--- START ---
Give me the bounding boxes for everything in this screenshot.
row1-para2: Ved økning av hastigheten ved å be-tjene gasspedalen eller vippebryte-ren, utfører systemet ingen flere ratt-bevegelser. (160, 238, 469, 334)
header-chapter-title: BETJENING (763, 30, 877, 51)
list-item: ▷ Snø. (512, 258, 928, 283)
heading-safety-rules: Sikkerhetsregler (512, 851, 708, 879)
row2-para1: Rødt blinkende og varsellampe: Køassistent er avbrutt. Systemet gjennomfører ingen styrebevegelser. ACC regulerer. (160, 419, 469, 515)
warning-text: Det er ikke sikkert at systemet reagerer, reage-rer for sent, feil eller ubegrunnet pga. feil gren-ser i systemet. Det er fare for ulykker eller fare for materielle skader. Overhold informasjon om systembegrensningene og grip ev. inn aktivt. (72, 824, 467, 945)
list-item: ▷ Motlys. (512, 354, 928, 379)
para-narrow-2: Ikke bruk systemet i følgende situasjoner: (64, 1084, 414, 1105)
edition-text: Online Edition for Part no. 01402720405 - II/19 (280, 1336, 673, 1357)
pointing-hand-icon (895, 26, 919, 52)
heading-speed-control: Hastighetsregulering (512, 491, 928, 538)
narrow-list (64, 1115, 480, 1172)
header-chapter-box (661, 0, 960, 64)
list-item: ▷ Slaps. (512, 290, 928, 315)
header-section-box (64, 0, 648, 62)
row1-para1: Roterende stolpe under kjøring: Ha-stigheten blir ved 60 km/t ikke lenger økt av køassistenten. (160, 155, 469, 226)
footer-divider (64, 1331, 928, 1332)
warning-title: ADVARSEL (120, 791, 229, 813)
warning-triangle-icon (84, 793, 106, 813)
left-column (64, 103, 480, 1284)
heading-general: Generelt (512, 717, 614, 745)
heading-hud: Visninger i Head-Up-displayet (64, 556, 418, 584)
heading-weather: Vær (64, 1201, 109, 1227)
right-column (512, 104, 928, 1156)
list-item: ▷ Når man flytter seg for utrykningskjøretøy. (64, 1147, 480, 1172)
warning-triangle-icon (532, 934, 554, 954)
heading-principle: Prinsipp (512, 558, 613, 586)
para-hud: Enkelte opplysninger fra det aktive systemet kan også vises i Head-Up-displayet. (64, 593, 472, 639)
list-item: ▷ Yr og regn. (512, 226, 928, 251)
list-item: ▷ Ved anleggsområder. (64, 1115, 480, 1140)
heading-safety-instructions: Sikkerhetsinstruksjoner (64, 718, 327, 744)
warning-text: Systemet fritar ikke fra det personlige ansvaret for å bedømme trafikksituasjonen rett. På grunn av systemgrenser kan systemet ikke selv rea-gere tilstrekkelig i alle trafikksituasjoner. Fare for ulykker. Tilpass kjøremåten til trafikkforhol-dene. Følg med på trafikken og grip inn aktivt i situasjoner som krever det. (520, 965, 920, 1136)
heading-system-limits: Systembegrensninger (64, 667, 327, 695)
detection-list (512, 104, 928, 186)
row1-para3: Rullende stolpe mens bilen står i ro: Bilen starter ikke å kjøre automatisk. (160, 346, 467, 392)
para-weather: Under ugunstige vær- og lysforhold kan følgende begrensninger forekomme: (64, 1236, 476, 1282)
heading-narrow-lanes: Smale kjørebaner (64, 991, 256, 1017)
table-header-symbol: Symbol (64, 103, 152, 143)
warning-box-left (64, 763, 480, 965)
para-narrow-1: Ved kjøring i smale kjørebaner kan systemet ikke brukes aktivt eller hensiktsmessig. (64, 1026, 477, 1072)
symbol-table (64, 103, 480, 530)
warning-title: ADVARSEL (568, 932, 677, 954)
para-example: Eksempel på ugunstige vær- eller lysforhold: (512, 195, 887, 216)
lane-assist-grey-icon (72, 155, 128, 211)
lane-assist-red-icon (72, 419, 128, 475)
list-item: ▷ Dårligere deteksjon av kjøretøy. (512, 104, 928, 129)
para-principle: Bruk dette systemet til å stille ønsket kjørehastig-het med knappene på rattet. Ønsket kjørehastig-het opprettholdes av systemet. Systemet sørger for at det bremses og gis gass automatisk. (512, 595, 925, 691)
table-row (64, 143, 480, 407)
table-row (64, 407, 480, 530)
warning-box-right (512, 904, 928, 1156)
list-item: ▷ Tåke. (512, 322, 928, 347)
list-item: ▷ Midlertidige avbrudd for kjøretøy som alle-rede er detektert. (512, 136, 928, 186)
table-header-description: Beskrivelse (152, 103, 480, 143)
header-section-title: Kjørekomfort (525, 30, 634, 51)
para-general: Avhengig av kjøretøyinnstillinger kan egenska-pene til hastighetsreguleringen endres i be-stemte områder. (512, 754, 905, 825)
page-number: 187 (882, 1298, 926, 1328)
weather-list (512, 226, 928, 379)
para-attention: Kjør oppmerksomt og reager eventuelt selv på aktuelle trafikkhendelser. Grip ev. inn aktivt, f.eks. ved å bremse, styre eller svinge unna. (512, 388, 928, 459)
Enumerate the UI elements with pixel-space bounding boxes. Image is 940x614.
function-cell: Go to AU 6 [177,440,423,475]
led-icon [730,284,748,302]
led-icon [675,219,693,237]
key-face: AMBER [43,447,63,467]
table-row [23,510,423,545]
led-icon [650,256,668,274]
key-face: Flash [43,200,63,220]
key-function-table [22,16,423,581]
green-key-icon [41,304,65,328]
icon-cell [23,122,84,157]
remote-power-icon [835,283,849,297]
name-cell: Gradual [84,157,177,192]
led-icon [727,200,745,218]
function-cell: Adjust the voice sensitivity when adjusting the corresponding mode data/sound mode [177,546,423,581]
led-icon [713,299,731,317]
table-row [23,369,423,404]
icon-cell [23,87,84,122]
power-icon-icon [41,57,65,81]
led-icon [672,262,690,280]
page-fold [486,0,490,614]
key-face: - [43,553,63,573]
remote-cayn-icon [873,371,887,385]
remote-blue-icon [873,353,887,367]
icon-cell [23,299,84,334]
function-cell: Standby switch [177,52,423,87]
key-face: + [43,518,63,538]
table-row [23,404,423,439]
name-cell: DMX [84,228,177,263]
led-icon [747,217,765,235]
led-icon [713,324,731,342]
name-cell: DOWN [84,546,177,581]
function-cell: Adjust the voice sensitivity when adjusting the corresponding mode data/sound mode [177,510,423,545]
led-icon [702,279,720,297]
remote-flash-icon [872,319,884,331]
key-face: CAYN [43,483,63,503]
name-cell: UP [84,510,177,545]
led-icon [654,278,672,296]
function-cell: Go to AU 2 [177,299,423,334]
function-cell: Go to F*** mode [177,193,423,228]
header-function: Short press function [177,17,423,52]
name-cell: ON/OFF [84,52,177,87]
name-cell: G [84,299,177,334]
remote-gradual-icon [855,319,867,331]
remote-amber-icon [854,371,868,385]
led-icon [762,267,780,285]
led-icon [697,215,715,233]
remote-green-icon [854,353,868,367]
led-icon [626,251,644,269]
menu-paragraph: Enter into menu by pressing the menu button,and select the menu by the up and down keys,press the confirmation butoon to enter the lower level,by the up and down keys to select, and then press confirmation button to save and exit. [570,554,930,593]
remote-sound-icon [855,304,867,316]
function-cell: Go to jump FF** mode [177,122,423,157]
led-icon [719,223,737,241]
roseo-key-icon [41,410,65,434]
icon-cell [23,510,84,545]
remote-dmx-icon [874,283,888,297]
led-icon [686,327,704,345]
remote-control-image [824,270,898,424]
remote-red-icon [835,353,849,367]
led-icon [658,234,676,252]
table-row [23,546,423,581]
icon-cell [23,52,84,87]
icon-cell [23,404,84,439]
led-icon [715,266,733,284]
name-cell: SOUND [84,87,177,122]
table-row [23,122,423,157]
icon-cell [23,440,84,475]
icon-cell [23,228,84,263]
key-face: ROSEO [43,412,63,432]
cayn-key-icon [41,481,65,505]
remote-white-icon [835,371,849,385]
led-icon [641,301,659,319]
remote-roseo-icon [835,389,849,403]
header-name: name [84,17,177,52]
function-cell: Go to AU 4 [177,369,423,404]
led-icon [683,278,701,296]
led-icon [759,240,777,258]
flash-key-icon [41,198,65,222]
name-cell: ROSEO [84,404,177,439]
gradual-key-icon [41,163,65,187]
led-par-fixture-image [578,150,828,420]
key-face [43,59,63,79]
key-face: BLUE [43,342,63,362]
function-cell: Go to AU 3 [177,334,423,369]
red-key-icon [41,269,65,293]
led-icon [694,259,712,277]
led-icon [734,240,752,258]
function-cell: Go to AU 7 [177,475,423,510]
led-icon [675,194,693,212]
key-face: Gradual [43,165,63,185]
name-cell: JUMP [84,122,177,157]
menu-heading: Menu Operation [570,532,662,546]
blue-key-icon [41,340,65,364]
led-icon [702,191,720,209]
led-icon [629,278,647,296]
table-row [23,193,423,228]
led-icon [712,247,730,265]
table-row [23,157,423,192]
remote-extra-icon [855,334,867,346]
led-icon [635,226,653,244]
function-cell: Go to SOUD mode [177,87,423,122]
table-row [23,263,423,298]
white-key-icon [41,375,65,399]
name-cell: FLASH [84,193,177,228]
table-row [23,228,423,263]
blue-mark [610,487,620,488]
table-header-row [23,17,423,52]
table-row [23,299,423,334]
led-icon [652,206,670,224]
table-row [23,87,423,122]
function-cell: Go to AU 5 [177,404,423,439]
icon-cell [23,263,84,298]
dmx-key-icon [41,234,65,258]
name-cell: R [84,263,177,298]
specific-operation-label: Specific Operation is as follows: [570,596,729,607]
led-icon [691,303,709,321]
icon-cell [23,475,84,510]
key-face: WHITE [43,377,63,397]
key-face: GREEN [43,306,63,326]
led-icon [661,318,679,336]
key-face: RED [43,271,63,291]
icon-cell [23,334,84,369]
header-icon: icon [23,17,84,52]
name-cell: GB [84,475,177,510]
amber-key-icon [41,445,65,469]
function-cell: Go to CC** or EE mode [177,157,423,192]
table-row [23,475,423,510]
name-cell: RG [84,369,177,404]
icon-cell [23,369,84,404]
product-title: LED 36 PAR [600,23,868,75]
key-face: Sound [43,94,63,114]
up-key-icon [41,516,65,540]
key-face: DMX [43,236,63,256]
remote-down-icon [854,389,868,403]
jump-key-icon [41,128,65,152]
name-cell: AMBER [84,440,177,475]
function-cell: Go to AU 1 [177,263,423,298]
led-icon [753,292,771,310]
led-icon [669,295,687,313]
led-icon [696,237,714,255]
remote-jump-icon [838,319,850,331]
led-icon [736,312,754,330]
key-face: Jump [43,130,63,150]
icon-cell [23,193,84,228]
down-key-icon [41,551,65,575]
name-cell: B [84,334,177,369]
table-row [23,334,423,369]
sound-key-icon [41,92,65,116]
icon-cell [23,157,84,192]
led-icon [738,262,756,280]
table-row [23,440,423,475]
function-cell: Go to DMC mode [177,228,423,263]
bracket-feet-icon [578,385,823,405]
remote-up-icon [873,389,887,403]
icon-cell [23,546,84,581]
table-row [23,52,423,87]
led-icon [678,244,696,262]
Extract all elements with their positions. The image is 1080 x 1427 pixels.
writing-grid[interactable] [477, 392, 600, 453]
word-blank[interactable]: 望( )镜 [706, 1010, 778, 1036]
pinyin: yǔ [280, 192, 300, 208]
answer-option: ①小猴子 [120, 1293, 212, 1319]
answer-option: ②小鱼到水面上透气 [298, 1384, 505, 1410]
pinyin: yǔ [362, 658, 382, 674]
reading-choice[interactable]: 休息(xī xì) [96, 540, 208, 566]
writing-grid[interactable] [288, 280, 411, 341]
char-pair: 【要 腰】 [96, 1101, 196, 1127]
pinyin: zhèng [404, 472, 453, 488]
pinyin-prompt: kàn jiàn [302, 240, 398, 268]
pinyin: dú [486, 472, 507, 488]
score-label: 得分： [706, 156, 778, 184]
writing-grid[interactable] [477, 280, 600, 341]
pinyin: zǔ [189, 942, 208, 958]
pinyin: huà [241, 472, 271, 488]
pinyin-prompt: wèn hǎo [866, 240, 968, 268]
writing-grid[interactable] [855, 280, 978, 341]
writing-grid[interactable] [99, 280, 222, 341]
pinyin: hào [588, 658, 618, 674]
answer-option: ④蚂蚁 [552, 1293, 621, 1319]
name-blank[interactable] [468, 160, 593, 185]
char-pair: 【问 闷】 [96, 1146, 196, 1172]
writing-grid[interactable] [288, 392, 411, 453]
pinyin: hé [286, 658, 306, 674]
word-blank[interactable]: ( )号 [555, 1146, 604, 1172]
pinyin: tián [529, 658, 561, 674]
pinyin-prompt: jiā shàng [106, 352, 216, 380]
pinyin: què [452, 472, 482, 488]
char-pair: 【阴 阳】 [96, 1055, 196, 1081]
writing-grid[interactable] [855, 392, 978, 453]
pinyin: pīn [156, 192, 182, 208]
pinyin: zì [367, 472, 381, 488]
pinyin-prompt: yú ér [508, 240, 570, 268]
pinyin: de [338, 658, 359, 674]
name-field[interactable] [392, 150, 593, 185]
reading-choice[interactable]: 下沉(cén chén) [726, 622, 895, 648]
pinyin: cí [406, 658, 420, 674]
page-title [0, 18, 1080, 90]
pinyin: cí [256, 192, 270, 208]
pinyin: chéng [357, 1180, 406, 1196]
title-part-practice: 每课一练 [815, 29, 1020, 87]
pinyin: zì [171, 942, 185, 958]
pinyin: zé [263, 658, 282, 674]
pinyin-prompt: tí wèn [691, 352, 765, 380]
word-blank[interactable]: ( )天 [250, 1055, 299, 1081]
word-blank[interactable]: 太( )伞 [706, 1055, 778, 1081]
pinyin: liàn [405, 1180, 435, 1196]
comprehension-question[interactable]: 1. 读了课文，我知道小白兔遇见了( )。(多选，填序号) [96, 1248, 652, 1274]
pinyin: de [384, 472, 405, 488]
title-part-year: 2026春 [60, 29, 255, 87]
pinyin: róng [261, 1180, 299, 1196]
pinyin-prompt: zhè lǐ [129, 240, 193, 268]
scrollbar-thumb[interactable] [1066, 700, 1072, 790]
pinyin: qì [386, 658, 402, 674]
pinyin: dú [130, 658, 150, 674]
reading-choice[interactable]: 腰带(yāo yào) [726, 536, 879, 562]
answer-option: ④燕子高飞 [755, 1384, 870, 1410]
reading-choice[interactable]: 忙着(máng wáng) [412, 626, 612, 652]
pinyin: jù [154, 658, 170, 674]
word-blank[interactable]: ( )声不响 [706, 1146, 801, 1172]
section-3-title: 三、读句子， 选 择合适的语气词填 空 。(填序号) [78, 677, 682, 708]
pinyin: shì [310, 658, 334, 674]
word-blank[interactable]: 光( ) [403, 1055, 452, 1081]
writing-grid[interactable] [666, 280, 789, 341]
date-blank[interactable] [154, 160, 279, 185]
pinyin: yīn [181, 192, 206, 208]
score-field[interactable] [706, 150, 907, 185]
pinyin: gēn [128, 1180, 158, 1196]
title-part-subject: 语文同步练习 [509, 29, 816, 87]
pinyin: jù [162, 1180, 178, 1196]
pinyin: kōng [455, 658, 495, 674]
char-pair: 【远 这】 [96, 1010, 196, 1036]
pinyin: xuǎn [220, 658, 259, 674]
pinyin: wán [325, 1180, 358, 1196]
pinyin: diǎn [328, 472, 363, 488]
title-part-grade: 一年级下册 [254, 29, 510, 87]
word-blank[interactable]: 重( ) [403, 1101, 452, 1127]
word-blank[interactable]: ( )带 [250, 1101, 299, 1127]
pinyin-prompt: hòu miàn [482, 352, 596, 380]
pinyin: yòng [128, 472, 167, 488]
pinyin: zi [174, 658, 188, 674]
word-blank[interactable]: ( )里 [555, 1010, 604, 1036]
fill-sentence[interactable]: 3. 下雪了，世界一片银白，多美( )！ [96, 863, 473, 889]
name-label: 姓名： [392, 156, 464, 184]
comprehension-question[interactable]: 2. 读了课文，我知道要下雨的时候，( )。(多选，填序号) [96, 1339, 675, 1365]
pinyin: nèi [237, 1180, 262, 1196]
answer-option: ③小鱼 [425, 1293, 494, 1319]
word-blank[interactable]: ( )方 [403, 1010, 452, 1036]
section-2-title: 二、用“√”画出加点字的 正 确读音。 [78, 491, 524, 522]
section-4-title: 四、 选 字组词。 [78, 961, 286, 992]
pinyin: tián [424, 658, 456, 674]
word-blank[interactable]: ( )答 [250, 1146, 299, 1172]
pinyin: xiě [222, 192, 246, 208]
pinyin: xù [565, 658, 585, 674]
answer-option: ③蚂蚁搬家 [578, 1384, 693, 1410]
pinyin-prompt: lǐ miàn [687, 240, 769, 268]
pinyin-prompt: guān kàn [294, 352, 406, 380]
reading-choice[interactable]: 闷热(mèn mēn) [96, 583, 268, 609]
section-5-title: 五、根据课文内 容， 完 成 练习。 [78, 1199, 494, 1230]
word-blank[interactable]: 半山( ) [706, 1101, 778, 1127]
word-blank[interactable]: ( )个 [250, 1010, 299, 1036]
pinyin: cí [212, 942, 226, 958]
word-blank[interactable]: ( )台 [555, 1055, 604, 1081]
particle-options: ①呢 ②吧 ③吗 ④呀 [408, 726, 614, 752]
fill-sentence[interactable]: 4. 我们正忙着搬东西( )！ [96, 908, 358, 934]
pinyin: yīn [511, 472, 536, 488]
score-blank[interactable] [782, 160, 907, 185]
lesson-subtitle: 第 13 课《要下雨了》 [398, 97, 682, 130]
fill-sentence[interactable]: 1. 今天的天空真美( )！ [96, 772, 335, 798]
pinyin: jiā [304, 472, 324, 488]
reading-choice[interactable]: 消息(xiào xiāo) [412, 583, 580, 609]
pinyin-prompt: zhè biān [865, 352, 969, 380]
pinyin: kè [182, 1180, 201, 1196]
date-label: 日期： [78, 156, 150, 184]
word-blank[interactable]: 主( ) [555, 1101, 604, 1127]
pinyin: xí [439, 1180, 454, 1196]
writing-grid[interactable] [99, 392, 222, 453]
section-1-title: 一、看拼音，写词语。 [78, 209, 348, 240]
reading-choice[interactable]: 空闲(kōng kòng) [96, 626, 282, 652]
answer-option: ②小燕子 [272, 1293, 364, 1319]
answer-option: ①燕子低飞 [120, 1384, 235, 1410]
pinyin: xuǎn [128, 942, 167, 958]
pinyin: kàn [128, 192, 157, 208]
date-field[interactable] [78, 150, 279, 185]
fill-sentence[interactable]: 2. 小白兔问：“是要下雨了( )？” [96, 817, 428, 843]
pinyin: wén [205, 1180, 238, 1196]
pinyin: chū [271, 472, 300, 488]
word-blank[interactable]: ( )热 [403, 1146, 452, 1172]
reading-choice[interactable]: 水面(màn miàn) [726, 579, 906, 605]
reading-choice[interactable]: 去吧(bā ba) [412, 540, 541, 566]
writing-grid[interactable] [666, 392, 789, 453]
--- END ---
INSTRUCTIONS TO FOLLOW
Copy the stretch from the start of the records through the line containing "header-chapter-title: BETJENING (763, 30, 877, 51)", including that line, with no changes.

OUTPUT OF THE TASK
Give me the bounding boxes for everything in this screenshot.
row1-para2: Ved økning av hastigheten ved å be-tjene gasspedalen eller vippebryte-ren, utfører systemet ingen flere ratt-bevegelser. (160, 238, 469, 334)
header-chapter-title: BETJENING (763, 30, 877, 51)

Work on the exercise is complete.